What you have to do:
Provide the records once more, identical to the original.

━━━━━━━━━━━━━━━━━━━━━━━━━━━━━━

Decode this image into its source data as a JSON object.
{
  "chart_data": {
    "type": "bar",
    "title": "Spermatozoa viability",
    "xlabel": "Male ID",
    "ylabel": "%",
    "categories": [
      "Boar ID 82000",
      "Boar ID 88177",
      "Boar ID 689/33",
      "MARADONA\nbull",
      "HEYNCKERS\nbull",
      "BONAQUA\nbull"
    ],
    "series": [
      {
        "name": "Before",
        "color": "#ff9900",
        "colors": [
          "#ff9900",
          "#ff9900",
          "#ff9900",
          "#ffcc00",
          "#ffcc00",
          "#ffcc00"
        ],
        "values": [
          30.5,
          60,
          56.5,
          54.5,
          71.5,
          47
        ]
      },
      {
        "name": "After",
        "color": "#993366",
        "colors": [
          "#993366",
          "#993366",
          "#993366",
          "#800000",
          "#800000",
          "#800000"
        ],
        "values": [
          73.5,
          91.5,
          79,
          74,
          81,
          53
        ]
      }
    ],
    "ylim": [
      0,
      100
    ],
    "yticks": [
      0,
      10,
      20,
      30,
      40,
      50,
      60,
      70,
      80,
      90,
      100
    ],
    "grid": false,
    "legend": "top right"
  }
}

━━━━━━━━━━━━━━━━━━━━━━━━━━━━━━

Exercise solution:
Decode this image into its source data as a JSON object.
{
  "chart_data": {
    "type": "bar",
    "title": "Spermatozoa viability",
    "xlabel": "Male ID",
    "ylabel": "%",
    "categories": [
      "Boar ID 82000",
      "Boar ID 88177",
      "Boar ID 689/33",
      "MARADONA\nbull",
      "HEYNCKERS\nbull",
      "BONAQUA\nbull"
    ],
    "series": [
      {
        "name": "Before",
        "color": "#ff9900",
        "colors": [
          "#ff9900",
          "#ff9900",
          "#ff9900",
          "#ffcc00",
          "#ffcc00",
          "#ffcc00"
        ],
        "values": [
          30.5,
          60,
          56.5,
          54.5,
          71.5,
          47
        ]
      },
      {
        "name": "After",
        "color": "#993366",
        "colors": [
          "#993366",
          "#993366",
          "#993366",
          "#800000",
          "#800000",
          "#800000"
        ],
        "values": [
          73.5,
          91.5,
          79,
          74,
          81,
          53
        ]
      }
    ],
    "ylim": [
      0,
      100
    ],
    "yticks": [
      0,
      10,
      20,
      30,
      40,
      50,
      60,
      70,
      80,
      90,
      100
    ],
    "grid": false,
    "legend": "top right"
  }
}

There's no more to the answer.